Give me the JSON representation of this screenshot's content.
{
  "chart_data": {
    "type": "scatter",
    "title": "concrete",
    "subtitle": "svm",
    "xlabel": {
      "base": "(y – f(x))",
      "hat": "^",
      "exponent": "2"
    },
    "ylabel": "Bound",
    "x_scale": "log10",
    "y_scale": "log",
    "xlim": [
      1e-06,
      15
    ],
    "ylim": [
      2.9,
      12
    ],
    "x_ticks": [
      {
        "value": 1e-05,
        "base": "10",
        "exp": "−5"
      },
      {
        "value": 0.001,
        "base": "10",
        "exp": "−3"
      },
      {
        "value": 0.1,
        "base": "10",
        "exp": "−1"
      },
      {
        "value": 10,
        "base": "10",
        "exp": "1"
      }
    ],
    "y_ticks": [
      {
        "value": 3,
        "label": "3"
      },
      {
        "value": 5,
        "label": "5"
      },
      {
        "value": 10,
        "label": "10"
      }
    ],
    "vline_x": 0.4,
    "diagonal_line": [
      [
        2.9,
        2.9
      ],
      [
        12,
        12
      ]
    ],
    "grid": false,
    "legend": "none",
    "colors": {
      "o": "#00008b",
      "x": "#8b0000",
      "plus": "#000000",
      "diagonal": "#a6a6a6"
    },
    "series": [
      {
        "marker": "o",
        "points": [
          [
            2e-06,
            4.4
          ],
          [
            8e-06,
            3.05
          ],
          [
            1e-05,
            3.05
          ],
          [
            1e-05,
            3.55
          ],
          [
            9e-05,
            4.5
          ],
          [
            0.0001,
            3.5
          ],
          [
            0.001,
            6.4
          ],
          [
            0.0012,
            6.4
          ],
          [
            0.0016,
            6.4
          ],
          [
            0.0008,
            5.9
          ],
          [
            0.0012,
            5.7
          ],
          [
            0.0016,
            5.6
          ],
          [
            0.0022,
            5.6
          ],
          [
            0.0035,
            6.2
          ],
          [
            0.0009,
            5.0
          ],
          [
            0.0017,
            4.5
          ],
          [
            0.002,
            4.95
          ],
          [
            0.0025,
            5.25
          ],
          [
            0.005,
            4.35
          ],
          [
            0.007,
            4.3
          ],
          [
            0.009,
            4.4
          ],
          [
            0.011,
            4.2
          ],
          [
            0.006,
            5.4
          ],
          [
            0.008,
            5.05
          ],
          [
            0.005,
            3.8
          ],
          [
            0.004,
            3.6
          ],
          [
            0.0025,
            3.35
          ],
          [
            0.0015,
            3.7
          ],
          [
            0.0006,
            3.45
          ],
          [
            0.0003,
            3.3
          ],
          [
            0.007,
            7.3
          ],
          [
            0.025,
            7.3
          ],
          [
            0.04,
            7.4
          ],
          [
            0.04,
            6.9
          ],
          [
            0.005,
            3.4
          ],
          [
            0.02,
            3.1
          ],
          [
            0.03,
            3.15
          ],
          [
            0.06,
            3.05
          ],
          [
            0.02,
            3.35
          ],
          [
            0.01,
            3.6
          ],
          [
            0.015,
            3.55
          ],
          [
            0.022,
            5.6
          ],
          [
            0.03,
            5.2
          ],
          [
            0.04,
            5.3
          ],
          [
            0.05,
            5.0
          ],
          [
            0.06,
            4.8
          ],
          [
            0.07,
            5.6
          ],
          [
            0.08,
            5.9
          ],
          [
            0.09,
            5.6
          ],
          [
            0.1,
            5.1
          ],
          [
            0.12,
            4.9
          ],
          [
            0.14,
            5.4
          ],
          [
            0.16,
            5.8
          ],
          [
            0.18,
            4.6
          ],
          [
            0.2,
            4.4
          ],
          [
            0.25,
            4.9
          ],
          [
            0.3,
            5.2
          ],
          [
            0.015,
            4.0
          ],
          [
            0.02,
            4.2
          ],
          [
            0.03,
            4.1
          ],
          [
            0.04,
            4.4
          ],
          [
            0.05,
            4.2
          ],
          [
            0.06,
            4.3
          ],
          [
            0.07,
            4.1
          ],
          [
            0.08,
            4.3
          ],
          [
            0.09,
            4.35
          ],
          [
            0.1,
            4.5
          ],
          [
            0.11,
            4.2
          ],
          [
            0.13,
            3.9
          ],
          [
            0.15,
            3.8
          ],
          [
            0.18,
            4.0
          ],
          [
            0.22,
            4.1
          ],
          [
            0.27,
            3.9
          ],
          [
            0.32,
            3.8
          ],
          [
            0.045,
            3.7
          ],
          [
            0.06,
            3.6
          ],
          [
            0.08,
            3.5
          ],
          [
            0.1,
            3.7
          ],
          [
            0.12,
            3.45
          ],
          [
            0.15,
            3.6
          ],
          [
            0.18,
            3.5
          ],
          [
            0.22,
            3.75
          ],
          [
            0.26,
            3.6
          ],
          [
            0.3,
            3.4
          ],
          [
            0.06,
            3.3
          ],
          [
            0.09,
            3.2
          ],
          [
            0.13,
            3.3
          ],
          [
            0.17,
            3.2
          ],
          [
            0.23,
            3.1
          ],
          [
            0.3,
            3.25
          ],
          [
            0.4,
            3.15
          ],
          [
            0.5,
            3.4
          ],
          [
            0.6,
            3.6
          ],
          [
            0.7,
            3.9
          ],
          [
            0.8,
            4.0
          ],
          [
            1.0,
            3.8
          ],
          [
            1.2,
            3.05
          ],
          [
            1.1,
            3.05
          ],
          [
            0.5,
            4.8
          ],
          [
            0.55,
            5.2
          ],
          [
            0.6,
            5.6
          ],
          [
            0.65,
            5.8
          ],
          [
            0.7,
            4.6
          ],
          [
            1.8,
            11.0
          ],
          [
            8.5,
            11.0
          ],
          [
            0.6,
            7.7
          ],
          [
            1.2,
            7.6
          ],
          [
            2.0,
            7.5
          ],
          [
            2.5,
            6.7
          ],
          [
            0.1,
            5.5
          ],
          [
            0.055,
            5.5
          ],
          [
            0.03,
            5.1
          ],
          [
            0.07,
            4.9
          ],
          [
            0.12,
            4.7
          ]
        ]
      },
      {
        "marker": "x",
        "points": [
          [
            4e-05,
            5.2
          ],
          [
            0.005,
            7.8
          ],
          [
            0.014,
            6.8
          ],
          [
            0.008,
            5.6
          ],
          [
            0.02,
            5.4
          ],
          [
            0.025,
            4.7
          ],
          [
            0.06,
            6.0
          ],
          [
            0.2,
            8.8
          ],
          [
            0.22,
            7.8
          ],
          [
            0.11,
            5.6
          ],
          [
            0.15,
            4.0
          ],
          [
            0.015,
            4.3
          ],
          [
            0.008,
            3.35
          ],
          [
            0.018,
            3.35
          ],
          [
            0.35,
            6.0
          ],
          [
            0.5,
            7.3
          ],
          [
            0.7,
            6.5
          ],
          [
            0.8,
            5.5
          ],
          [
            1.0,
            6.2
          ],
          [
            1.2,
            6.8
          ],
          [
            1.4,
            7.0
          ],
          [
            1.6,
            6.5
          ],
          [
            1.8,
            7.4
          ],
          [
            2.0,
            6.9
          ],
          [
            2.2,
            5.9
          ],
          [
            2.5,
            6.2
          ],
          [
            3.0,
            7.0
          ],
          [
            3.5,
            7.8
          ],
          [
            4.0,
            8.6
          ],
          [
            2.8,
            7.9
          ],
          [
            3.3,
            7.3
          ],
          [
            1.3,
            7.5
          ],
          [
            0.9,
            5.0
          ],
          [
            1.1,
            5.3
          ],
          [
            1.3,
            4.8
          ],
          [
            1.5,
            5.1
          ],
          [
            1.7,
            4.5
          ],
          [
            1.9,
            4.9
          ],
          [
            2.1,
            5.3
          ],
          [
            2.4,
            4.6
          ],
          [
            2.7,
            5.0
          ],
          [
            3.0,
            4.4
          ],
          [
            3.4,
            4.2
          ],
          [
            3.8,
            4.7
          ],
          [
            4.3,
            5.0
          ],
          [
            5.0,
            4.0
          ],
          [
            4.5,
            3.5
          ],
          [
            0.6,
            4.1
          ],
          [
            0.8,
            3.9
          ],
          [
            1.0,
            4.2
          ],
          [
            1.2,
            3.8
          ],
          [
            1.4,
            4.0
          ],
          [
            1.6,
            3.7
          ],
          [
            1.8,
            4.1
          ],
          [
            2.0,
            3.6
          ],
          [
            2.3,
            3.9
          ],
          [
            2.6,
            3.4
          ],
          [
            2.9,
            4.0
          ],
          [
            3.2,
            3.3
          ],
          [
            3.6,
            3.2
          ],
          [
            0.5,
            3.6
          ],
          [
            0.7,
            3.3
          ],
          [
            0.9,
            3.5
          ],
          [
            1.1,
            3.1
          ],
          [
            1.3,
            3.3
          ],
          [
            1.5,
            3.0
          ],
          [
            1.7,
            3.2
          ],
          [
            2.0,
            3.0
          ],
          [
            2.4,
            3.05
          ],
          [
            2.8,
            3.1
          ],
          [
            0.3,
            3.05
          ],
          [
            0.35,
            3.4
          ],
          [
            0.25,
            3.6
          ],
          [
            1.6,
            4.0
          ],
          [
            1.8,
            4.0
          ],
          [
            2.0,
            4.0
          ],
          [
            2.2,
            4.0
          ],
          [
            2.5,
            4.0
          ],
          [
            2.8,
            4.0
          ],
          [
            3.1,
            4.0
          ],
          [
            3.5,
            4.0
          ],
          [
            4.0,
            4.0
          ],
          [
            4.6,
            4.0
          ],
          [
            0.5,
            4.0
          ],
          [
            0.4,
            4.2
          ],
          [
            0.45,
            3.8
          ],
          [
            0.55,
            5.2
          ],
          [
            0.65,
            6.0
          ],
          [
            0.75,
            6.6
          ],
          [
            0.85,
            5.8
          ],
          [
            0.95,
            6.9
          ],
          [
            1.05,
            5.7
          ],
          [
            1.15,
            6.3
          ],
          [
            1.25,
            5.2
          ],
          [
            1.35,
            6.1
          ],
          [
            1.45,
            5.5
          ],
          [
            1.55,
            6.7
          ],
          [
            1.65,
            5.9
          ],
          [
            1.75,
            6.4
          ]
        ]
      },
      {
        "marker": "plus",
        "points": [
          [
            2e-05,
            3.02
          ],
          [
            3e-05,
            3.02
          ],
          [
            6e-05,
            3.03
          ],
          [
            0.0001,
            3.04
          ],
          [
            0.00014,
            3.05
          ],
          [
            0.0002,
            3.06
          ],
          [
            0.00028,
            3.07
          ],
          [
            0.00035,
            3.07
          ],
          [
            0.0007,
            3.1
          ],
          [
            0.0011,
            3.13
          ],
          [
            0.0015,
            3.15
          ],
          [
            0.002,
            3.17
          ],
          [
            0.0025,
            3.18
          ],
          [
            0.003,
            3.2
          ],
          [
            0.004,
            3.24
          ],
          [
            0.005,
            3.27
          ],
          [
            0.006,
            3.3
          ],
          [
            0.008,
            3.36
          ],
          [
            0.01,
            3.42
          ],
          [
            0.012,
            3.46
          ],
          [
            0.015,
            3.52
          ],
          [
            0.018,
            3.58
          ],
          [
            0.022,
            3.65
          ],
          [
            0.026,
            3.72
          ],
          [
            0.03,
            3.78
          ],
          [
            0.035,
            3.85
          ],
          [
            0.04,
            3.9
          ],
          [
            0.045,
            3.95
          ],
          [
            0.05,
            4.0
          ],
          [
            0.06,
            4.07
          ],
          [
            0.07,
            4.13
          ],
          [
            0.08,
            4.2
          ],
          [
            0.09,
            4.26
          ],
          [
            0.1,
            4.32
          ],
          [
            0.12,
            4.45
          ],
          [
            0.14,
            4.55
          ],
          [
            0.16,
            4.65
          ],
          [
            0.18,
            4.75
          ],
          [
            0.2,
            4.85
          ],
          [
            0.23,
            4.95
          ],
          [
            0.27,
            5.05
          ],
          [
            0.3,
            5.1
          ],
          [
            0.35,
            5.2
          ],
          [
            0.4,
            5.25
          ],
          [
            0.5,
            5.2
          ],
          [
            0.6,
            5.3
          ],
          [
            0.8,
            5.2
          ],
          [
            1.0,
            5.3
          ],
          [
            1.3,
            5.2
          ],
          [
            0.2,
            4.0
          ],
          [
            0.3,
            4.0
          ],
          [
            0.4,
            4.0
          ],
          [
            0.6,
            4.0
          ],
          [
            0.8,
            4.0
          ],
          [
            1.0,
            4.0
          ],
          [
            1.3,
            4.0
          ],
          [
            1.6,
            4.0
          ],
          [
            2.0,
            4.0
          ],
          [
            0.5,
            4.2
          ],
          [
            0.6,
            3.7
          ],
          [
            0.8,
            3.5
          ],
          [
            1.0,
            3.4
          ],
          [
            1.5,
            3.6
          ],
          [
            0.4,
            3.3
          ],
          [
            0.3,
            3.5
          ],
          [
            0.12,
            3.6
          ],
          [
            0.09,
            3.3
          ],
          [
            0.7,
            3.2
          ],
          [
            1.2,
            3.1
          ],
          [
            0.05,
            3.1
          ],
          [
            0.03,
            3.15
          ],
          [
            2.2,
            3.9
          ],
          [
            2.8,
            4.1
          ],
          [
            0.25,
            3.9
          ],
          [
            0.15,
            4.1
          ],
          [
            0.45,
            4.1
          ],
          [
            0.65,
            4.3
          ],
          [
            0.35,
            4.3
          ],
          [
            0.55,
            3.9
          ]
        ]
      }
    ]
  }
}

--------

From the data above, work out how many lines contain the string "value" and reply with only the number.

• _COMPLETE ANSWER_:
7